- Exercise:
In the material below, find every line with "this" and pull it out.

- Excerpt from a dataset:
--

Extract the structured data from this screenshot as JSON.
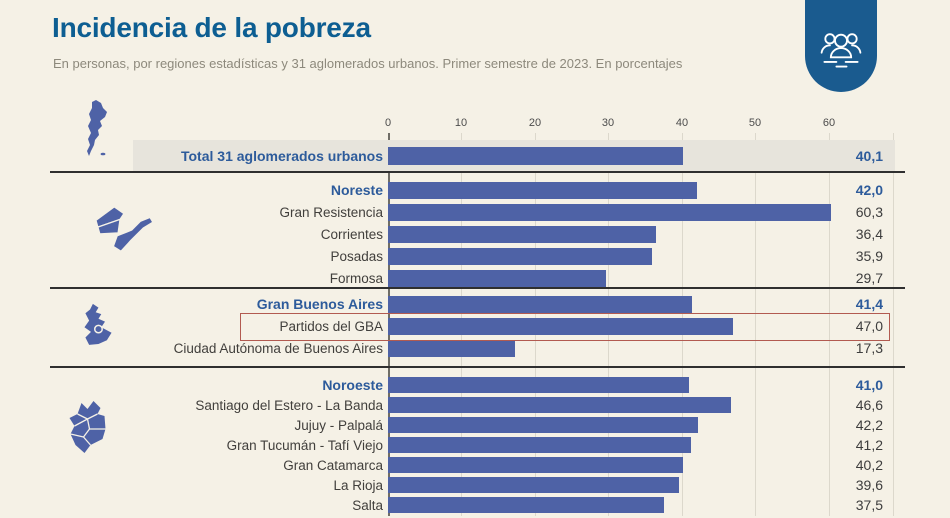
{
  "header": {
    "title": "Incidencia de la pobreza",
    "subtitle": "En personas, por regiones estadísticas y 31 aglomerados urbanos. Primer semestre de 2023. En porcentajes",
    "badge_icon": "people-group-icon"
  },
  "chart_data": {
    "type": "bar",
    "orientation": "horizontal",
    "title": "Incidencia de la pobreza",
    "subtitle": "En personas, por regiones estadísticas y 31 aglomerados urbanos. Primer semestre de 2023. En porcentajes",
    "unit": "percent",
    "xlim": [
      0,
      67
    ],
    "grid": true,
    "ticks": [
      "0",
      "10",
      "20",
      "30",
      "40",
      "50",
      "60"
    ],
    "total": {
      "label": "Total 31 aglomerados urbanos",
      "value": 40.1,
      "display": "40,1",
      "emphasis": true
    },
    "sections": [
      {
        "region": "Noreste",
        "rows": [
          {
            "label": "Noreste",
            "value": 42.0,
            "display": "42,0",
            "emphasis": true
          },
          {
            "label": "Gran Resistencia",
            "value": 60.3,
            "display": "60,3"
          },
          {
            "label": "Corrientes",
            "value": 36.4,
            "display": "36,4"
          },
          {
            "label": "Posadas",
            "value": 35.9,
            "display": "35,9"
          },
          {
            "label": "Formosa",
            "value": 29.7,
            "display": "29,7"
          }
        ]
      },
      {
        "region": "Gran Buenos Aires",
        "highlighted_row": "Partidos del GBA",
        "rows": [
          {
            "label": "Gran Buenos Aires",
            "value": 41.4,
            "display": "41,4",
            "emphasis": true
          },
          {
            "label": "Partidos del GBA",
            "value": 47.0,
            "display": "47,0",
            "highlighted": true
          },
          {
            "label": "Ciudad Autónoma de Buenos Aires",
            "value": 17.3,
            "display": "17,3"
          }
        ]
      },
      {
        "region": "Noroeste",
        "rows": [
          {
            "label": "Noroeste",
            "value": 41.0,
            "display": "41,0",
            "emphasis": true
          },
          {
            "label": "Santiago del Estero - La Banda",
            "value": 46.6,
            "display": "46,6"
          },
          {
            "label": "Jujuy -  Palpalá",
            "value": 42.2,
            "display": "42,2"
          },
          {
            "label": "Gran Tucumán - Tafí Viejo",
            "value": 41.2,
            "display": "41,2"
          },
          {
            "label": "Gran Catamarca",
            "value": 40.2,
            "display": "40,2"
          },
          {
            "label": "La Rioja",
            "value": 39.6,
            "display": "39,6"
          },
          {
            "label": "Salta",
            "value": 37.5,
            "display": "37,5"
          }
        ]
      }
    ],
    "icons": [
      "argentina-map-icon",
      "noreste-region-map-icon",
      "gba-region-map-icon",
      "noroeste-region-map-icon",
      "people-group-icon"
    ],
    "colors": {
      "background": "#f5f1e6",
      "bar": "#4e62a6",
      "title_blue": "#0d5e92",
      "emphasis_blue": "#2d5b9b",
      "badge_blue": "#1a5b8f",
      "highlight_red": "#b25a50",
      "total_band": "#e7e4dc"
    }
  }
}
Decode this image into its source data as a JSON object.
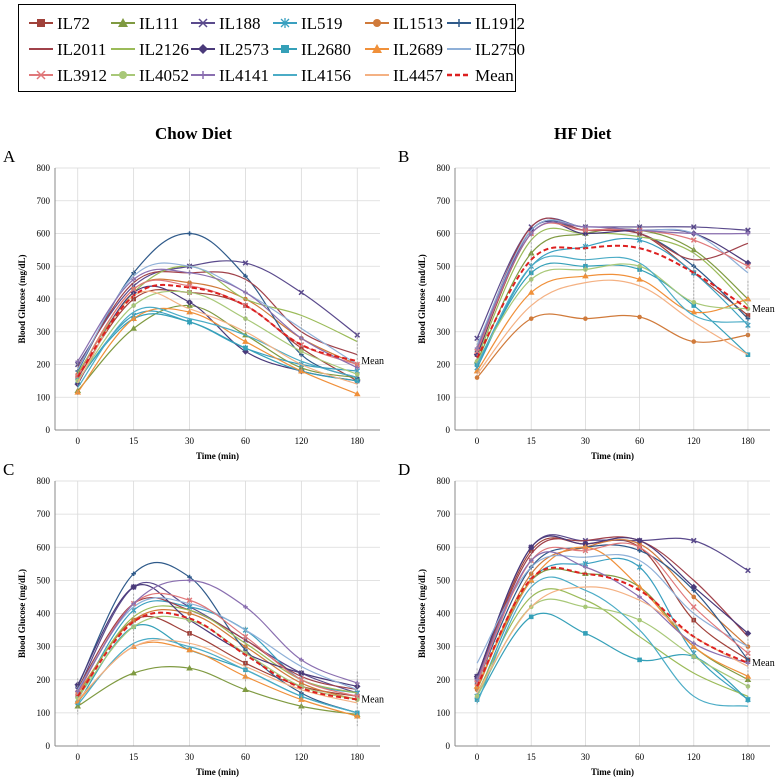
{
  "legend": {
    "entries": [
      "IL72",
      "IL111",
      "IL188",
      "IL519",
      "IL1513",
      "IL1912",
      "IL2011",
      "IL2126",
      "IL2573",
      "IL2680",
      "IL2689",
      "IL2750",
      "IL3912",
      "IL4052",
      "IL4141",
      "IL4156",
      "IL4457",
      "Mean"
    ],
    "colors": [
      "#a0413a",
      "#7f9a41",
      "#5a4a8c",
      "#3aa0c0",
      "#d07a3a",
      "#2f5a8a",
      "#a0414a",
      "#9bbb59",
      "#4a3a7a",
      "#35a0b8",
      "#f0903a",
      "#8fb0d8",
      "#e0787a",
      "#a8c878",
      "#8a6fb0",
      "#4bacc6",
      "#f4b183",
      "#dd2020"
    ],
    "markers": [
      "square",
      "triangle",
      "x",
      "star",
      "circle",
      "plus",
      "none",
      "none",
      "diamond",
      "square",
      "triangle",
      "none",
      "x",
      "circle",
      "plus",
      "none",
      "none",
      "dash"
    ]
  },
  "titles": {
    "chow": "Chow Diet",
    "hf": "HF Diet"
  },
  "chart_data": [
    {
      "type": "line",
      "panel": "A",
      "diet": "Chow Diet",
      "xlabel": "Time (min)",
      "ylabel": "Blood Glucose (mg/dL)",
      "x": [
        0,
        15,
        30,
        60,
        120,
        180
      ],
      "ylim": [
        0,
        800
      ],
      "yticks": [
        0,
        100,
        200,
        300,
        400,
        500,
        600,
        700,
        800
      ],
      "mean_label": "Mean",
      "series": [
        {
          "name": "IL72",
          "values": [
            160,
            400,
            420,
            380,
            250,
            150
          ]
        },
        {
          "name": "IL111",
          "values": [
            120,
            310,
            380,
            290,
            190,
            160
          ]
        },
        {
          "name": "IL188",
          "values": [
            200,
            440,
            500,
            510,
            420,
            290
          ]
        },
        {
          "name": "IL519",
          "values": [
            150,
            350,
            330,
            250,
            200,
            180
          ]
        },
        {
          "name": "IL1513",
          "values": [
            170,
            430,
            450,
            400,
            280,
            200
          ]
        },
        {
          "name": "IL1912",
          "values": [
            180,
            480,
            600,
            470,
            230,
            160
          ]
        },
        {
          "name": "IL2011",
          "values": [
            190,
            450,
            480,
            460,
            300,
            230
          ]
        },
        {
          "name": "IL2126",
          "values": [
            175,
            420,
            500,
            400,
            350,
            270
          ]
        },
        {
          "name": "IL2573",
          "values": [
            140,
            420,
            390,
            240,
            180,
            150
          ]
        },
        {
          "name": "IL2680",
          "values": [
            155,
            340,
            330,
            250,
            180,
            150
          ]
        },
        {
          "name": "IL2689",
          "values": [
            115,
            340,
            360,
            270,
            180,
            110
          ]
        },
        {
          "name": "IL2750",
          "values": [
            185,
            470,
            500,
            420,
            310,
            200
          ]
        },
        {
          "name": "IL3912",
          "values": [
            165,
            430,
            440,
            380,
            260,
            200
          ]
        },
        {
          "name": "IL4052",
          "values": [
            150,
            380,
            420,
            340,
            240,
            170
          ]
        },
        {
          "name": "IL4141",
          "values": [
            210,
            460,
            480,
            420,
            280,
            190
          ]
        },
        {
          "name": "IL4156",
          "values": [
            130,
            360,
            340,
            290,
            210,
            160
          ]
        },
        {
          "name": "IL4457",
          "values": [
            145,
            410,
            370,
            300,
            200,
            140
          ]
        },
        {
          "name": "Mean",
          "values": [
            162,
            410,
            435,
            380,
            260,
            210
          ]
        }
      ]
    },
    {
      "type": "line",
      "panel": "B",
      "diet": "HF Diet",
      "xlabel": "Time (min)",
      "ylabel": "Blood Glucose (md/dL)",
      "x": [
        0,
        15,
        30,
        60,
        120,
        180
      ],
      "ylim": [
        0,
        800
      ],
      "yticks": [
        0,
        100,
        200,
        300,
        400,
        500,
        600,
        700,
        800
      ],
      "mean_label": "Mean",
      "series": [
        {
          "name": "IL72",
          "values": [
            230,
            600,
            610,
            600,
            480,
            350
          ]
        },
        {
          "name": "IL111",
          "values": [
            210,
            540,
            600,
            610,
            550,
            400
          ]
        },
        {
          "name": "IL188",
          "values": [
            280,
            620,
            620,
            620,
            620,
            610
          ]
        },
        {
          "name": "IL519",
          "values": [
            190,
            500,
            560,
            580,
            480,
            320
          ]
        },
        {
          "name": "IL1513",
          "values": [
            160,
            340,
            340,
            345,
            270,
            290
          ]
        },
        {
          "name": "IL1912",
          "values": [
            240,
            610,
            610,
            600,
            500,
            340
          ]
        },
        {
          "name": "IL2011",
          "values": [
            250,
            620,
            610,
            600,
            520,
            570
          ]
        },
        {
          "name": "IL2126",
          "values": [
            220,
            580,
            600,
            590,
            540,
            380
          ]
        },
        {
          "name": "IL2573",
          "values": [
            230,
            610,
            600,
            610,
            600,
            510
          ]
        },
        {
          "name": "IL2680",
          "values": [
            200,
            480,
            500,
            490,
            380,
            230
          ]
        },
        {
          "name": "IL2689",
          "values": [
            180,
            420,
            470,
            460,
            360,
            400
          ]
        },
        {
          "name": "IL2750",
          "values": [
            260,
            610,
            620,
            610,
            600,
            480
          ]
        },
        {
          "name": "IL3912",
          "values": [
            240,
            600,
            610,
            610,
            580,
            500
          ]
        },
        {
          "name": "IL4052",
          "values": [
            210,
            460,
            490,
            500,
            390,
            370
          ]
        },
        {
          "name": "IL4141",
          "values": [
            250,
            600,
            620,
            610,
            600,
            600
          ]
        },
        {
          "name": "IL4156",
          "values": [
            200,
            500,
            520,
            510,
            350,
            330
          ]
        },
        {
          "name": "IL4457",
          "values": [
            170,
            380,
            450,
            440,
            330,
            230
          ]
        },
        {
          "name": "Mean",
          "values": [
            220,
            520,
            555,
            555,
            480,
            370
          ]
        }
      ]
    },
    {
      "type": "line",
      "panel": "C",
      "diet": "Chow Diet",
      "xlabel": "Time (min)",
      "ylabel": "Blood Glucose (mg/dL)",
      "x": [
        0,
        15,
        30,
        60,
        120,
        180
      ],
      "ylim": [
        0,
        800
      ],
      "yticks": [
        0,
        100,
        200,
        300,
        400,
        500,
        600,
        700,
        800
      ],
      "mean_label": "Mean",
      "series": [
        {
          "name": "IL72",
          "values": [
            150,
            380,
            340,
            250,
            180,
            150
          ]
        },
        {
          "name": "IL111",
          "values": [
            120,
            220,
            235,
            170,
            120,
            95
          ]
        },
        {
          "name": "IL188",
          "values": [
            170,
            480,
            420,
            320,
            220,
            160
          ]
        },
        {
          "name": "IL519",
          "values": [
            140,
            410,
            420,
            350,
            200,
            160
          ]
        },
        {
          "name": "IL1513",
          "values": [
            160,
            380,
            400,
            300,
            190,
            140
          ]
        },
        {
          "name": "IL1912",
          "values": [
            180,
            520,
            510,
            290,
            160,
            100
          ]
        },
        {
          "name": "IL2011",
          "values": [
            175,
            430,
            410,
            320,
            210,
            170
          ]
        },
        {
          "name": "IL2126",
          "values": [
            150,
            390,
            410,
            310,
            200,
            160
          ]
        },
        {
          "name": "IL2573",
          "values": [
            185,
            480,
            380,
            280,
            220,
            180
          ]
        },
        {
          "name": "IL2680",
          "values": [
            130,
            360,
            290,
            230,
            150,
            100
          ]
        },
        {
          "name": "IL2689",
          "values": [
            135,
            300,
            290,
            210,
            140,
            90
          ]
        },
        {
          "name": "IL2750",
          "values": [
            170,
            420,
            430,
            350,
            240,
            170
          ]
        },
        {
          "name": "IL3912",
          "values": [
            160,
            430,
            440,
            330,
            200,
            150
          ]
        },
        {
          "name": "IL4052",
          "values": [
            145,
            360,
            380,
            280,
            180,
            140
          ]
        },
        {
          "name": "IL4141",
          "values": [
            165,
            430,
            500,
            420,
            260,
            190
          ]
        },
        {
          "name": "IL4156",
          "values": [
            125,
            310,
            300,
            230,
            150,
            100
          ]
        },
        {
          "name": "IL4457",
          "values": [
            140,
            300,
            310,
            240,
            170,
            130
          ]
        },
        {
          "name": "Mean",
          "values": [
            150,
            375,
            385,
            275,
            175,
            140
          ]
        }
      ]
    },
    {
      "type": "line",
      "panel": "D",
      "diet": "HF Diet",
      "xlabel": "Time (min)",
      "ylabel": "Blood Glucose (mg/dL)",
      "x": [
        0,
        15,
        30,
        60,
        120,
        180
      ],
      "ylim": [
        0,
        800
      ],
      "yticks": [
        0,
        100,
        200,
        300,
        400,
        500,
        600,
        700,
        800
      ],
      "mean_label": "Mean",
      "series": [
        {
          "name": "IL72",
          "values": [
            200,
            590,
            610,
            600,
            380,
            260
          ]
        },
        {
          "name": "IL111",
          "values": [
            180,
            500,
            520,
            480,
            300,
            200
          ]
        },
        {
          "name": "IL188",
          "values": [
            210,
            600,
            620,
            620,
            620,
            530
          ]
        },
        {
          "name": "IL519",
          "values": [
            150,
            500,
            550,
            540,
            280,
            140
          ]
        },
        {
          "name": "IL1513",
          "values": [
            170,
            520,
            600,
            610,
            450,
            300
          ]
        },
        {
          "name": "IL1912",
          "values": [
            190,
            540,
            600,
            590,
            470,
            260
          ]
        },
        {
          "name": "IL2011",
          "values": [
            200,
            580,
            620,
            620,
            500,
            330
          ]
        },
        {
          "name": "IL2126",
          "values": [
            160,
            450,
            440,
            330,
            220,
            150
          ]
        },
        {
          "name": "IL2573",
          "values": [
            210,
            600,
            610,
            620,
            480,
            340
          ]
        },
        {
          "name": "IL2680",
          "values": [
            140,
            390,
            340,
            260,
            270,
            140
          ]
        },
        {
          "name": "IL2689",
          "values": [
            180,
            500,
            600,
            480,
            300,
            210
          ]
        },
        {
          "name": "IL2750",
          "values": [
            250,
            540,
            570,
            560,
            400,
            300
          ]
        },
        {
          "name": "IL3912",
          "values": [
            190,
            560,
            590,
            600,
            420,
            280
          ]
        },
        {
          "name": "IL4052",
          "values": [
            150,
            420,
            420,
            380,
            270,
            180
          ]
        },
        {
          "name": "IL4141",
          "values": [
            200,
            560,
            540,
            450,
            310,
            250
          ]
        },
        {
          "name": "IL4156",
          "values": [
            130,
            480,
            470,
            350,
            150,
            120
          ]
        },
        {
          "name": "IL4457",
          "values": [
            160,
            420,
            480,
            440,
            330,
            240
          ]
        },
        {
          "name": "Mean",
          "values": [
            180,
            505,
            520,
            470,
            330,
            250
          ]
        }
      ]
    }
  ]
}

--

- Exercise response:
Extract the structured data from this screenshot as JSON.
Decode this image into its source data as a JSON object.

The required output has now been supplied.